### [WHAT THE EXERCISE ASKS]
Determine the number of lines containing the word "اللسان". Reply with it and nothing else.

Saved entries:
§
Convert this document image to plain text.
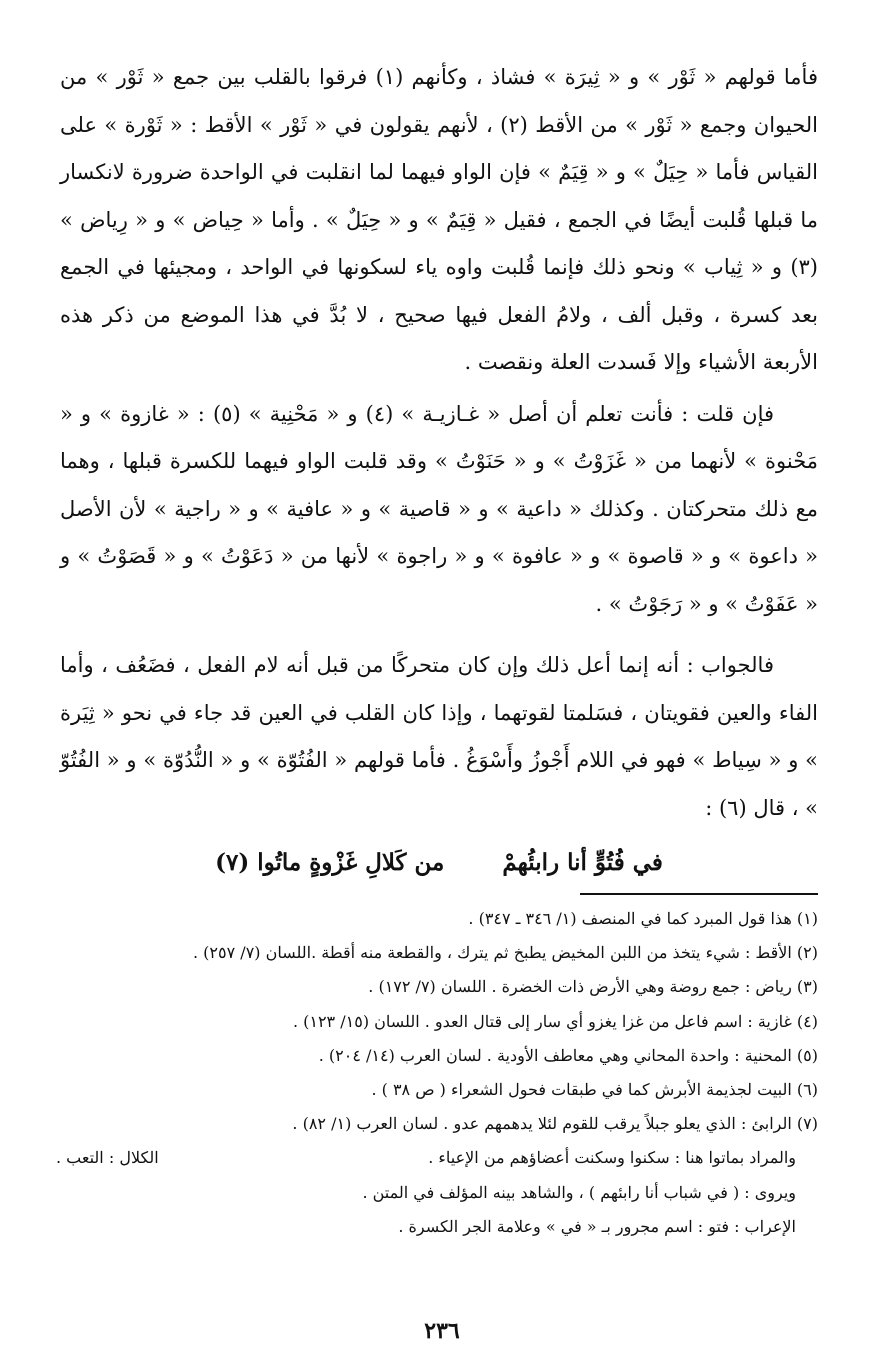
فأما قولهم « ثَوْر » و « ثِيرَة » فشاذ ، وكأنهم (١) فرقوا بالقلب بين جمع « ثَوْر » من الحيوان وجمع « ثَوْر » من الأقط (٢) ، لأنهم يقولون في « ثَوْر » الأقط : « ثَوْرة » على القياس فأما « حِيَلٌ » و « قِيَمٌ » فإن الواو فيهما لما انقلبت في الواحدة ضرورة لانكسار ما قبلها قُلبت أيضًا في الجمع ، فقيل « قِيَمٌ » و « حِيَلٌ » . وأما « حِياض » و « رِياض » (٣) و « ثِياب » ونحو ذلك فإنما قُلبت واوه ياء لسكونها في الواحد ، ومجيئها في الجمع بعد كسرة ، وقبل ألف ، ولامُ الفعل فيها صحيح ، لا بُدَّ في هذا الموضع من ذكر هذه الأربعة الأشياء وإلا فَسدت العلة ونقصت .

فإن قلت : فأنت تعلم أن أصل « غـازيـة » (٤) و « مَحْنِية » (٥) : « غازوة » و « مَحْنوة » لأنهما من « غَزَوْتُ » و « حَنَوْتُ » وقد قلبت الواو فيهما للكسرة قبلها ، وهما مع ذلك متحركتان . وكذلك « داعية » و « قاصية » و « عافية » و « راجية » لأن الأصل « داعوة » و « قاصوة » و « عافوة » و « راجوة » لأنها من « دَعَوْتُ » و « قَصَوْتُ » و « عَفَوْتُ » و « رَجَوْتُ » .

فالجواب : أنه إنما أعل ذلك وإن كان متحركًا من قبل أنه لام الفعل ، فضَعُف ، وأما الفاء والعين فقويتان ، فسَلمتا لقوتهما ، وإذا كان القلب في العين قد جاء في نحو « ثِيَرة » و « سِياط » فهو في اللام أَجْوزُ وأَسْوَغُ . فأما قولهم « الفُتُوّة » و « النُّدُوّة » و « الفُتُوّ » ، قال (٦) :

في فُتُوٍّ أنا رابئُهمْ
من كَلالِ غَزْوةٍ ماتُوا (٧)

(١) هذا قول المبرد كما في المنصف (١/ ٣٤٦ ـ ٣٤٧) .

(٢) الأقط : شيء يتخذ من اللبن المخيض يطبخ ثم يترك ، والقطعة منه أقطة .اللسان (٧/ ٢٥٧) .

(٣) رياض : جمع روضة وهي الأرض ذات الخضرة . اللسان (٧/ ١٧٢) .

(٤) غازية : اسم فاعل من غزا يغزو أي سار إلى قتال العدو . اللسان (١٥/ ١٢٣) .

(٥) المحنية : واحدة المحاني وهي معاطف الأودية . لسان العرب (١٤/ ٢٠٤) .

(٦) البيت لجذيمة الأبرش كما في طبقات فحول الشعراء ( ص ٣٨ ) .

(٧) الرابئ : الذي يعلو جبلاً يرقب للقوم لئلا يدهمهم عدو . لسان العرب (١/ ٨٢) .

والمراد بماتوا هنا : سكنوا وسكنت أعضاؤهم من الإعياء .
الكلال : التعب .

ويروى : ( في شباب أنا رابئهم ) ، والشاهد بينه المؤلف في المتن .

الإعراب : فتو : اسم مجرور بـ « في » وعلامة الجر الكسرة .

٢٣٦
§
### [RESULT OF THE TASK]
3